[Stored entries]
--------------------------------
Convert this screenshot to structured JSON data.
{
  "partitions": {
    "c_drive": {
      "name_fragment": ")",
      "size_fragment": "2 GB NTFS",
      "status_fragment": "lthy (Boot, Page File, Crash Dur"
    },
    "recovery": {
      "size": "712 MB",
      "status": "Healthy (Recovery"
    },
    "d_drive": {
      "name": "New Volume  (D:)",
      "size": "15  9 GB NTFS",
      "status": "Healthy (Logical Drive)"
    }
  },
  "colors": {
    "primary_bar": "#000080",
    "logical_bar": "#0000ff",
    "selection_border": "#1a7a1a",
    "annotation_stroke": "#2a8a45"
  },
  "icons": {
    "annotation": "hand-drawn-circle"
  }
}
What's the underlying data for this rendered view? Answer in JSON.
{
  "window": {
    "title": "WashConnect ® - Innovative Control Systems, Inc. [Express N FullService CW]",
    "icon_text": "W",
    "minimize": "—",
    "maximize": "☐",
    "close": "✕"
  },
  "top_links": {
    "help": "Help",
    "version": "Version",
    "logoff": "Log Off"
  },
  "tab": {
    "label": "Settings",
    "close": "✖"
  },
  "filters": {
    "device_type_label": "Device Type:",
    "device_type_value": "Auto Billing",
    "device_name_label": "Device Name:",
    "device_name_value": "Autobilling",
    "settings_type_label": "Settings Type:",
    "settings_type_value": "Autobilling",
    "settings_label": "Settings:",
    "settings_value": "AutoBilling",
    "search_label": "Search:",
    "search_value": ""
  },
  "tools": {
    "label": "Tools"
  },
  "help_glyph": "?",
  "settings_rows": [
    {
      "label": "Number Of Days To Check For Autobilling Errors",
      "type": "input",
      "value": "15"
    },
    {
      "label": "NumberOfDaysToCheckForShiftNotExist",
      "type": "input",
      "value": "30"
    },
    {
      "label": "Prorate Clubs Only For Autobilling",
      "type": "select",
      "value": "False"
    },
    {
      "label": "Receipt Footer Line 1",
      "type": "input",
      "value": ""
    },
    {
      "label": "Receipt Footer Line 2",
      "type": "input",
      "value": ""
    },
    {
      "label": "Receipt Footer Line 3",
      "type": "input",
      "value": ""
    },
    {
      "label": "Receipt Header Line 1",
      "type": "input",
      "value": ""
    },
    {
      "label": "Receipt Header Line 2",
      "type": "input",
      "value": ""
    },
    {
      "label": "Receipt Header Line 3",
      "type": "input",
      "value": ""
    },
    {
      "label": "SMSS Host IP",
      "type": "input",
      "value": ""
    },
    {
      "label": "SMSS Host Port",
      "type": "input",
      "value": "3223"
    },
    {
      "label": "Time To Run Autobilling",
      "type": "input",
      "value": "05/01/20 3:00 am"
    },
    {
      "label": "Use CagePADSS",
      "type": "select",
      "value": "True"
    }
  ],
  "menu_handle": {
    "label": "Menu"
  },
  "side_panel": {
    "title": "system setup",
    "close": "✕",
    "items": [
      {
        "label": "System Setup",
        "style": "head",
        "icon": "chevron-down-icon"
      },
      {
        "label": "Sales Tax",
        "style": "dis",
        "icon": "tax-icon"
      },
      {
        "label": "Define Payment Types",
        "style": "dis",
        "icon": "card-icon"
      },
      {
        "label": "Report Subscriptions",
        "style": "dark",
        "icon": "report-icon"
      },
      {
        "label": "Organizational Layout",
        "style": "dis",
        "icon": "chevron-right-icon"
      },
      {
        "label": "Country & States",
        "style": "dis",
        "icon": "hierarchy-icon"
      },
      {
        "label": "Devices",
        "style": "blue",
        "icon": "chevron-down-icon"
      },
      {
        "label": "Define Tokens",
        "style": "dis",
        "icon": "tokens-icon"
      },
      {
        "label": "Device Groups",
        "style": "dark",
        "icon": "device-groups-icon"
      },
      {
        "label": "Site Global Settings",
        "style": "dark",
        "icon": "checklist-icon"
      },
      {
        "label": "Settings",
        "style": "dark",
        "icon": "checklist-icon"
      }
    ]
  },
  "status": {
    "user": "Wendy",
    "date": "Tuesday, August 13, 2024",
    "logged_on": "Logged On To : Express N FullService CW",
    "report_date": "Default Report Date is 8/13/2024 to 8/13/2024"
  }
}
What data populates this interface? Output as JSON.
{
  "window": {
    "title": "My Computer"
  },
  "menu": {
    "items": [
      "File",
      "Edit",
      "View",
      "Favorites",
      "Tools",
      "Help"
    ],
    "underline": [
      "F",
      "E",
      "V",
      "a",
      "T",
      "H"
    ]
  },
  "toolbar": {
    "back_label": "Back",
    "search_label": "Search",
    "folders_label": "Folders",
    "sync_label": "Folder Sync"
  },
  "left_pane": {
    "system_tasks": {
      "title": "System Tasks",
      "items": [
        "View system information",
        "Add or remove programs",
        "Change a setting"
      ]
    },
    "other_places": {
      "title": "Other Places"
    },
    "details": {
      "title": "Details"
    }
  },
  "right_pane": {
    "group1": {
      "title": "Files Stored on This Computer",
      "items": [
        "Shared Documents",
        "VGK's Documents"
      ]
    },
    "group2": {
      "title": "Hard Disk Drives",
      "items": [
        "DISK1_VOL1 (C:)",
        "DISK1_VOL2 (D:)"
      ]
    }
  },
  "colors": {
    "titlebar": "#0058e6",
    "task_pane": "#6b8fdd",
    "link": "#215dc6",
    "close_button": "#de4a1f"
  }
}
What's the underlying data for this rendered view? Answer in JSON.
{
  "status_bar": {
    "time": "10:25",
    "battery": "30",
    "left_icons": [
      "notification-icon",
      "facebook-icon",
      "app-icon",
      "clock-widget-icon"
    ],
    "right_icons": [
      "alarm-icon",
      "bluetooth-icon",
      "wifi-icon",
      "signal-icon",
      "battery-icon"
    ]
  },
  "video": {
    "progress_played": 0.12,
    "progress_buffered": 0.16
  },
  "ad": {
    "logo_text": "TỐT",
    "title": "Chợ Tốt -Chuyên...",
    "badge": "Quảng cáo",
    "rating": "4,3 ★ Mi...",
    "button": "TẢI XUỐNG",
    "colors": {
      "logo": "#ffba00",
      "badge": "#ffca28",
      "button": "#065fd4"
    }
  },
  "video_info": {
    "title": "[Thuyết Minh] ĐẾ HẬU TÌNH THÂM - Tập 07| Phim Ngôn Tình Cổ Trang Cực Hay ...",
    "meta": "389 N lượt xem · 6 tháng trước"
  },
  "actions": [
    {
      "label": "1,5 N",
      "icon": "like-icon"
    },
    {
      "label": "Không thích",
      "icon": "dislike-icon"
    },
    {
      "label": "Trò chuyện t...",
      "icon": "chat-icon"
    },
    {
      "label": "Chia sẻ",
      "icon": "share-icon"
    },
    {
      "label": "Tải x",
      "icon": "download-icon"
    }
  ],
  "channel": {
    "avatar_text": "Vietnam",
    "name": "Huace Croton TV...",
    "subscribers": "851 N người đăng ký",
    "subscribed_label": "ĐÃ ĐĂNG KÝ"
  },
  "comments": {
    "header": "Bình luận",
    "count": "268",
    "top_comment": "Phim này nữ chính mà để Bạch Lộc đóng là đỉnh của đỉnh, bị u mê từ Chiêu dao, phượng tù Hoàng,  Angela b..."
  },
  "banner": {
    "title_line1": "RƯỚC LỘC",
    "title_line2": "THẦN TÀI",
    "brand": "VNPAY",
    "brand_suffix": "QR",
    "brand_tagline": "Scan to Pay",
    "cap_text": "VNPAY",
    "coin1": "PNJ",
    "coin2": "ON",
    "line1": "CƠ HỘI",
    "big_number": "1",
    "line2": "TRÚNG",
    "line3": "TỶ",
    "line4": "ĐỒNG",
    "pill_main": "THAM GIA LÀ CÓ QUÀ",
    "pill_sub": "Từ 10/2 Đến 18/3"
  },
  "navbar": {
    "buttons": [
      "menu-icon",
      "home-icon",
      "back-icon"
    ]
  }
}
--------------------------------
## Task requirements
Show, from the material above, each line that includes the string "data".

## Correct response
Convert this screenshot to structured JSON data.
What's the underlying data for this rendered view? Answer in JSON.
What data populates this interface? Output as JSON.
What's the underlying data for this rendered view? Answer in JSON.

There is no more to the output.